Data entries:
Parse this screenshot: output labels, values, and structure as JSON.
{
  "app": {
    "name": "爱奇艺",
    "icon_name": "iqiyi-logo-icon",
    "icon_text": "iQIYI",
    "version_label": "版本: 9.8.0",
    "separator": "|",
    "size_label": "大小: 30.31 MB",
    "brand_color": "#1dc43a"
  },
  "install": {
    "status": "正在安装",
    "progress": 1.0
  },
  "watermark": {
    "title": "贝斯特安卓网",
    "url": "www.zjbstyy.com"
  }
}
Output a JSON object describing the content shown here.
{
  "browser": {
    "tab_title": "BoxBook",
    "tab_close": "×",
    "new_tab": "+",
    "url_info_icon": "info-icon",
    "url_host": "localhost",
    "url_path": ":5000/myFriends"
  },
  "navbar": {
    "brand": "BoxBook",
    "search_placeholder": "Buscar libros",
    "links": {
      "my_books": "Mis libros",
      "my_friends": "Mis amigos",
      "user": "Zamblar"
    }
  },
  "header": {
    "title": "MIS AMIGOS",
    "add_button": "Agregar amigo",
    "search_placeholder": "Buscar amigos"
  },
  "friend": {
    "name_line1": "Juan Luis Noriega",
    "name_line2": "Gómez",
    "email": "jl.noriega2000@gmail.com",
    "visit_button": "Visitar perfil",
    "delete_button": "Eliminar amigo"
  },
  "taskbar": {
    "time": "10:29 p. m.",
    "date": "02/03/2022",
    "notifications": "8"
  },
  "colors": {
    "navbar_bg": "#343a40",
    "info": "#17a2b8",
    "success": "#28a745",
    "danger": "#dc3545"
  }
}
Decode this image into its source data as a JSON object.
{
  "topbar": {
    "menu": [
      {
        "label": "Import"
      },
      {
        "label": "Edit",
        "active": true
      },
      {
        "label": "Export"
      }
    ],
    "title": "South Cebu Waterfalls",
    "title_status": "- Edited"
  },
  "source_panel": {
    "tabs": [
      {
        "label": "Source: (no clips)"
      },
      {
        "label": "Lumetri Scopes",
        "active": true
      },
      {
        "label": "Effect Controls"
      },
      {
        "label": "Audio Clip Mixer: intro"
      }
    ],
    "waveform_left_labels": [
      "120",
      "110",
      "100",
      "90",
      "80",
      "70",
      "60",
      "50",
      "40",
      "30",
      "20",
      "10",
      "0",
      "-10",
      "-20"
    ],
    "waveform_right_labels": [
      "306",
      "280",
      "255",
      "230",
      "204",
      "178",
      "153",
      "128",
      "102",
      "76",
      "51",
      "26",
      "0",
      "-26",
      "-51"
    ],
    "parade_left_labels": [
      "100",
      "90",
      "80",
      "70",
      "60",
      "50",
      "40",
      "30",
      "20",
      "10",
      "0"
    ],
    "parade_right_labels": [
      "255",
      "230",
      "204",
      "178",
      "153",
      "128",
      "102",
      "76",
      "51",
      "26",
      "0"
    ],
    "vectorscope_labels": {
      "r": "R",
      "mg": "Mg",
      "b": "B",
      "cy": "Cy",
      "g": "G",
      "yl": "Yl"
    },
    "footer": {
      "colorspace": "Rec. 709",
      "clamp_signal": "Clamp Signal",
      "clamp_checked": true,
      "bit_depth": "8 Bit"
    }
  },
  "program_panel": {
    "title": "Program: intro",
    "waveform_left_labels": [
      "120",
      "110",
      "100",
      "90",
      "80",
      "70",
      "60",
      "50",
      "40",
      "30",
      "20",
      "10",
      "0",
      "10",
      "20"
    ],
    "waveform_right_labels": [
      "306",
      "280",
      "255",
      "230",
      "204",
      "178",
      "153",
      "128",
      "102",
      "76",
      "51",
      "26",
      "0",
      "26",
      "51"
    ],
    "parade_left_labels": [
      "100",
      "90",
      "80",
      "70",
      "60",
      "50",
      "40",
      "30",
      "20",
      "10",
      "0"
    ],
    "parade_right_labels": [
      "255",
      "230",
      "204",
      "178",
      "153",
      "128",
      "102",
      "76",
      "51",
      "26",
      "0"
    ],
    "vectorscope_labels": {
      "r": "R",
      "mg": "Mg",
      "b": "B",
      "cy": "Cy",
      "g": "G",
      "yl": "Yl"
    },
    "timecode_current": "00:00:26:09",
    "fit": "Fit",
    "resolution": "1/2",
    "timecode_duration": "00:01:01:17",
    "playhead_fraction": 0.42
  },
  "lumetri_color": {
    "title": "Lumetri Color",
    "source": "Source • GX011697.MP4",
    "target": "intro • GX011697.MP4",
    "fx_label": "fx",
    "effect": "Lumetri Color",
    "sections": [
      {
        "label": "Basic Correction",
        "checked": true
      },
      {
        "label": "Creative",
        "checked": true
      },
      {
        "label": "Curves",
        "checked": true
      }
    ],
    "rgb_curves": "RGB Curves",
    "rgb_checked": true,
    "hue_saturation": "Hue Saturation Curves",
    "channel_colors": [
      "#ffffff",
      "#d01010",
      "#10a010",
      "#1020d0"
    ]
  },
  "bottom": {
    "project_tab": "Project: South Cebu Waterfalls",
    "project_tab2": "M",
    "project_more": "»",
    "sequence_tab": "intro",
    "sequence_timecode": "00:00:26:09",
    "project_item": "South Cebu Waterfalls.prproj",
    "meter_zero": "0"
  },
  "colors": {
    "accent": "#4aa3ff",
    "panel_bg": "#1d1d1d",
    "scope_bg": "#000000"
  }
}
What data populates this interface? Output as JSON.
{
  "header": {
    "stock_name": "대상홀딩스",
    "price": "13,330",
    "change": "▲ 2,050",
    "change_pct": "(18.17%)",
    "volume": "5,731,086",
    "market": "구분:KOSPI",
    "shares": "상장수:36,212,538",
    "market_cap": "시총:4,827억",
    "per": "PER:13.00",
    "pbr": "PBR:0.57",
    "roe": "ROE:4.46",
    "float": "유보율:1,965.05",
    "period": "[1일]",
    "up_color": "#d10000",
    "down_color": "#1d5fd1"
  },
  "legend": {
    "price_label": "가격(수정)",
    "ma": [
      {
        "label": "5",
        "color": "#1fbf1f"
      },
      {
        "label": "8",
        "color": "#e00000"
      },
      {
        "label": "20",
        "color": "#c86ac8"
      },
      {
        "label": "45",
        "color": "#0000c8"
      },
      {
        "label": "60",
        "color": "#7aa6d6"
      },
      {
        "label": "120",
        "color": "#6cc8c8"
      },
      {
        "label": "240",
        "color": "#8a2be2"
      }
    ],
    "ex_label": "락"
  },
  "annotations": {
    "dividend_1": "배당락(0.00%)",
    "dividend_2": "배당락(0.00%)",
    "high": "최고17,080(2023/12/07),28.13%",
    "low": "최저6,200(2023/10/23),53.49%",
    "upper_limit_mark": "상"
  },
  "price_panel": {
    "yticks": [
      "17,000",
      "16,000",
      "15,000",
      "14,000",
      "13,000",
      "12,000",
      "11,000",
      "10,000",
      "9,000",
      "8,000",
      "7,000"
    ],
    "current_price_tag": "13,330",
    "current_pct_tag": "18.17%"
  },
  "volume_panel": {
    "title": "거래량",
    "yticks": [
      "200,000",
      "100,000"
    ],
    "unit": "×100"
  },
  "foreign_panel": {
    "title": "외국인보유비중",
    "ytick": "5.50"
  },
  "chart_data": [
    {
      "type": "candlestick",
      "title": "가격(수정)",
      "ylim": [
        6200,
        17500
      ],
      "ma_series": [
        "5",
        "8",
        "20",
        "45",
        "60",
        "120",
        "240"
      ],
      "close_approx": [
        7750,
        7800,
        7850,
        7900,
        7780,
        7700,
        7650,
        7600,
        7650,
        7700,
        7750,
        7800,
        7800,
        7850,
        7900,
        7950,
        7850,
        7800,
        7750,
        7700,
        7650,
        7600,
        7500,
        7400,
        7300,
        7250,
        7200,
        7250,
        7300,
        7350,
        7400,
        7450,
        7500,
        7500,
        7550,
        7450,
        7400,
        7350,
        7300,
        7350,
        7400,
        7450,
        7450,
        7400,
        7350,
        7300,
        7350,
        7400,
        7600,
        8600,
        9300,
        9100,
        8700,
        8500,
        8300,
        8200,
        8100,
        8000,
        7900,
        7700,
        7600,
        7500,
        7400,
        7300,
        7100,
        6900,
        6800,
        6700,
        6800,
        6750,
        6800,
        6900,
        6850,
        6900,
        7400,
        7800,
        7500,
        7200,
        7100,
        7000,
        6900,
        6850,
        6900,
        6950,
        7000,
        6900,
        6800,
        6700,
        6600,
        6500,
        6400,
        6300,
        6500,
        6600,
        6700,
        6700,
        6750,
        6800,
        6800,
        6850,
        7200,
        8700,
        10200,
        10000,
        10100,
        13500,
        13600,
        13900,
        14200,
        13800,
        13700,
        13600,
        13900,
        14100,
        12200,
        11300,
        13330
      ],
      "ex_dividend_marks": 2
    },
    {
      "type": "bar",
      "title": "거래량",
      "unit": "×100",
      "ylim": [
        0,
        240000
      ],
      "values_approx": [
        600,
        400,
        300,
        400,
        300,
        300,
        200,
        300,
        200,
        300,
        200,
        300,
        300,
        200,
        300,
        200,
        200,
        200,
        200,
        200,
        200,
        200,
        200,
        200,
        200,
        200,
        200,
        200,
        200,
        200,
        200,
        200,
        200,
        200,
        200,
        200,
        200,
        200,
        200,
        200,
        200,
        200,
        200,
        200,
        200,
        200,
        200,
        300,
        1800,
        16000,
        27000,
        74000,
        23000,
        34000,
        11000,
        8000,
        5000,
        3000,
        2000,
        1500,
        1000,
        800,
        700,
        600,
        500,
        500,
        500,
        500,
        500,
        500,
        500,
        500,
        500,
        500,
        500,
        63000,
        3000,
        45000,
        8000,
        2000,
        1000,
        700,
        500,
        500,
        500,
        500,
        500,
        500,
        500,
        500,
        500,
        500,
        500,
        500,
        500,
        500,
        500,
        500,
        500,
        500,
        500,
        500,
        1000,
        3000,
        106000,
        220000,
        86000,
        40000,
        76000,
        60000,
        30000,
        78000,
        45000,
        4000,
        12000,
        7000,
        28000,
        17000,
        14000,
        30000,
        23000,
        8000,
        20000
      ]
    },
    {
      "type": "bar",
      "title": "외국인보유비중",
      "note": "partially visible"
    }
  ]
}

=== TASK PROMPT ===
Which lines contain "JSON"? Show each of them.

=== RESULT ===
Parse this screenshot: output labels, values, and structure as JSON.
Output a JSON object describing the content shown here.
Decode this image into its source data as a JSON object.
What data populates this interface? Output as JSON.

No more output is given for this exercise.